• **THE EXERCISE**
Leave out the pictures and restate the rest of the data exactly.

• **MATERIAL PROVIDED**
* * * * * * * * *

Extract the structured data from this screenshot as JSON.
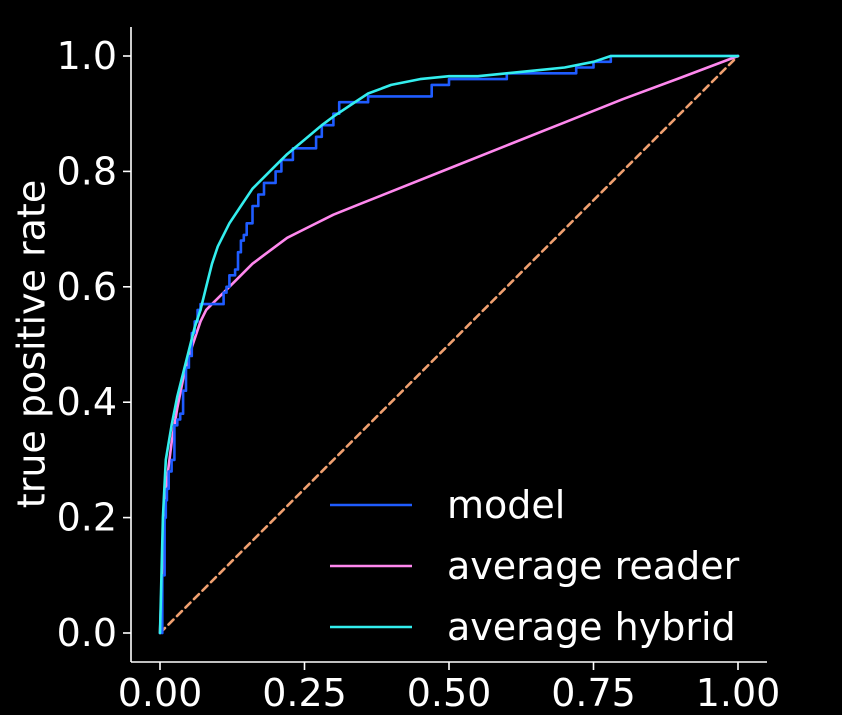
{
  "chart_data": {
    "type": "line",
    "title": "",
    "xlabel": "",
    "ylabel": "true positive rate",
    "xlim": [
      -0.05,
      1.05
    ],
    "ylim": [
      -0.05,
      1.05
    ],
    "xticks": [
      "0.00",
      "0.25",
      "0.50",
      "0.75",
      "1.00"
    ],
    "yticks": [
      "0.0",
      "0.2",
      "0.4",
      "0.6",
      "0.8",
      "1.0"
    ],
    "grid": false,
    "legend": {
      "position": "bottom-right"
    },
    "background": "#000000",
    "series": [
      {
        "name": "model",
        "color": "#1f5cff",
        "style": "step",
        "x": [
          0.0,
          0.004,
          0.008,
          0.01,
          0.012,
          0.015,
          0.02,
          0.025,
          0.03,
          0.035,
          0.04,
          0.045,
          0.05,
          0.055,
          0.06,
          0.065,
          0.07,
          0.075,
          0.08,
          0.09,
          0.1,
          0.11,
          0.115,
          0.12,
          0.13,
          0.135,
          0.14,
          0.145,
          0.15,
          0.16,
          0.17,
          0.18,
          0.2,
          0.21,
          0.23,
          0.25,
          0.27,
          0.28,
          0.3,
          0.31,
          0.33,
          0.35,
          0.36,
          0.38,
          0.4,
          0.43,
          0.47,
          0.5,
          0.55,
          0.6,
          0.65,
          0.7,
          0.72,
          0.75,
          0.78,
          0.85,
          1.0
        ],
        "y": [
          0.0,
          0.1,
          0.2,
          0.23,
          0.25,
          0.28,
          0.3,
          0.36,
          0.37,
          0.38,
          0.42,
          0.46,
          0.48,
          0.52,
          0.54,
          0.56,
          0.57,
          0.57,
          0.57,
          0.57,
          0.57,
          0.59,
          0.6,
          0.62,
          0.63,
          0.66,
          0.68,
          0.69,
          0.71,
          0.74,
          0.76,
          0.78,
          0.8,
          0.82,
          0.84,
          0.84,
          0.86,
          0.88,
          0.9,
          0.92,
          0.92,
          0.92,
          0.93,
          0.93,
          0.93,
          0.93,
          0.95,
          0.96,
          0.96,
          0.97,
          0.97,
          0.97,
          0.98,
          0.99,
          1.0,
          1.0,
          1.0
        ]
      },
      {
        "name": "average reader",
        "color": "#ff88ee",
        "style": "line",
        "x": [
          0.0,
          0.005,
          0.01,
          0.02,
          0.03,
          0.04,
          0.05,
          0.06,
          0.07,
          0.08,
          0.09,
          0.1,
          0.12,
          0.14,
          0.16,
          0.18,
          0.2,
          0.22,
          0.25,
          0.3,
          0.35,
          0.4,
          0.5,
          0.6,
          0.7,
          0.8,
          0.9,
          1.0
        ],
        "y": [
          0.0,
          0.15,
          0.25,
          0.33,
          0.39,
          0.44,
          0.48,
          0.51,
          0.54,
          0.56,
          0.57,
          0.58,
          0.6,
          0.62,
          0.64,
          0.655,
          0.67,
          0.685,
          0.7,
          0.725,
          0.745,
          0.765,
          0.805,
          0.845,
          0.885,
          0.925,
          0.962,
          1.0
        ]
      },
      {
        "name": "average hybrid",
        "color": "#33eeee",
        "style": "line",
        "x": [
          0.0,
          0.005,
          0.01,
          0.02,
          0.03,
          0.04,
          0.05,
          0.06,
          0.07,
          0.08,
          0.09,
          0.1,
          0.12,
          0.14,
          0.16,
          0.18,
          0.2,
          0.22,
          0.25,
          0.28,
          0.3,
          0.33,
          0.36,
          0.4,
          0.45,
          0.5,
          0.55,
          0.6,
          0.65,
          0.7,
          0.75,
          0.78,
          0.8,
          0.9,
          1.0
        ],
        "y": [
          0.0,
          0.2,
          0.3,
          0.36,
          0.41,
          0.45,
          0.49,
          0.53,
          0.56,
          0.6,
          0.64,
          0.67,
          0.71,
          0.74,
          0.77,
          0.79,
          0.81,
          0.83,
          0.855,
          0.88,
          0.895,
          0.915,
          0.935,
          0.95,
          0.96,
          0.965,
          0.965,
          0.97,
          0.975,
          0.98,
          0.99,
          1.0,
          1.0,
          1.0,
          1.0
        ]
      },
      {
        "name": "",
        "color": "#f0a070",
        "style": "dashed",
        "legend": false,
        "x": [
          0.0,
          1.0
        ],
        "y": [
          0.0,
          1.0
        ]
      }
    ]
  }
}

* * * * * * * * *

• **RESPONSE TO THE EXERCISE**
Extract the structured data from this screenshot as JSON.
{
  "chart_data": {
    "type": "line",
    "title": "",
    "xlabel": "",
    "ylabel": "true positive rate",
    "xlim": [
      -0.05,
      1.05
    ],
    "ylim": [
      -0.05,
      1.05
    ],
    "xticks": [
      "0.00",
      "0.25",
      "0.50",
      "0.75",
      "1.00"
    ],
    "yticks": [
      "0.0",
      "0.2",
      "0.4",
      "0.6",
      "0.8",
      "1.0"
    ],
    "grid": false,
    "legend": {
      "position": "bottom-right"
    },
    "background": "#000000",
    "series": [
      {
        "name": "model",
        "color": "#1f5cff",
        "style": "step",
        "x": [
          0.0,
          0.004,
          0.008,
          0.01,
          0.012,
          0.015,
          0.02,
          0.025,
          0.03,
          0.035,
          0.04,
          0.045,
          0.05,
          0.055,
          0.06,
          0.065,
          0.07,
          0.075,
          0.08,
          0.09,
          0.1,
          0.11,
          0.115,
          0.12,
          0.13,
          0.135,
          0.14,
          0.145,
          0.15,
          0.16,
          0.17,
          0.18,
          0.2,
          0.21,
          0.23,
          0.25,
          0.27,
          0.28,
          0.3,
          0.31,
          0.33,
          0.35,
          0.36,
          0.38,
          0.4,
          0.43,
          0.47,
          0.5,
          0.55,
          0.6,
          0.65,
          0.7,
          0.72,
          0.75,
          0.78,
          0.85,
          1.0
        ],
        "y": [
          0.0,
          0.1,
          0.2,
          0.23,
          0.25,
          0.28,
          0.3,
          0.36,
          0.37,
          0.38,
          0.42,
          0.46,
          0.48,
          0.52,
          0.54,
          0.56,
          0.57,
          0.57,
          0.57,
          0.57,
          0.57,
          0.59,
          0.6,
          0.62,
          0.63,
          0.66,
          0.68,
          0.69,
          0.71,
          0.74,
          0.76,
          0.78,
          0.8,
          0.82,
          0.84,
          0.84,
          0.86,
          0.88,
          0.9,
          0.92,
          0.92,
          0.92,
          0.93,
          0.93,
          0.93,
          0.93,
          0.95,
          0.96,
          0.96,
          0.97,
          0.97,
          0.97,
          0.98,
          0.99,
          1.0,
          1.0,
          1.0
        ]
      },
      {
        "name": "average reader",
        "color": "#ff88ee",
        "style": "line",
        "x": [
          0.0,
          0.005,
          0.01,
          0.02,
          0.03,
          0.04,
          0.05,
          0.06,
          0.07,
          0.08,
          0.09,
          0.1,
          0.12,
          0.14,
          0.16,
          0.18,
          0.2,
          0.22,
          0.25,
          0.3,
          0.35,
          0.4,
          0.5,
          0.6,
          0.7,
          0.8,
          0.9,
          1.0
        ],
        "y": [
          0.0,
          0.15,
          0.25,
          0.33,
          0.39,
          0.44,
          0.48,
          0.51,
          0.54,
          0.56,
          0.57,
          0.58,
          0.6,
          0.62,
          0.64,
          0.655,
          0.67,
          0.685,
          0.7,
          0.725,
          0.745,
          0.765,
          0.805,
          0.845,
          0.885,
          0.925,
          0.962,
          1.0
        ]
      },
      {
        "name": "average hybrid",
        "color": "#33eeee",
        "style": "line",
        "x": [
          0.0,
          0.005,
          0.01,
          0.02,
          0.03,
          0.04,
          0.05,
          0.06,
          0.07,
          0.08,
          0.09,
          0.1,
          0.12,
          0.14,
          0.16,
          0.18,
          0.2,
          0.22,
          0.25,
          0.28,
          0.3,
          0.33,
          0.36,
          0.4,
          0.45,
          0.5,
          0.55,
          0.6,
          0.65,
          0.7,
          0.75,
          0.78,
          0.8,
          0.9,
          1.0
        ],
        "y": [
          0.0,
          0.2,
          0.3,
          0.36,
          0.41,
          0.45,
          0.49,
          0.53,
          0.56,
          0.6,
          0.64,
          0.67,
          0.71,
          0.74,
          0.77,
          0.79,
          0.81,
          0.83,
          0.855,
          0.88,
          0.895,
          0.915,
          0.935,
          0.95,
          0.96,
          0.965,
          0.965,
          0.97,
          0.975,
          0.98,
          0.99,
          1.0,
          1.0,
          1.0,
          1.0
        ]
      },
      {
        "name": "",
        "color": "#f0a070",
        "style": "dashed",
        "legend": false,
        "x": [
          0.0,
          1.0
        ],
        "y": [
          0.0,
          1.0
        ]
      }
    ]
  }
}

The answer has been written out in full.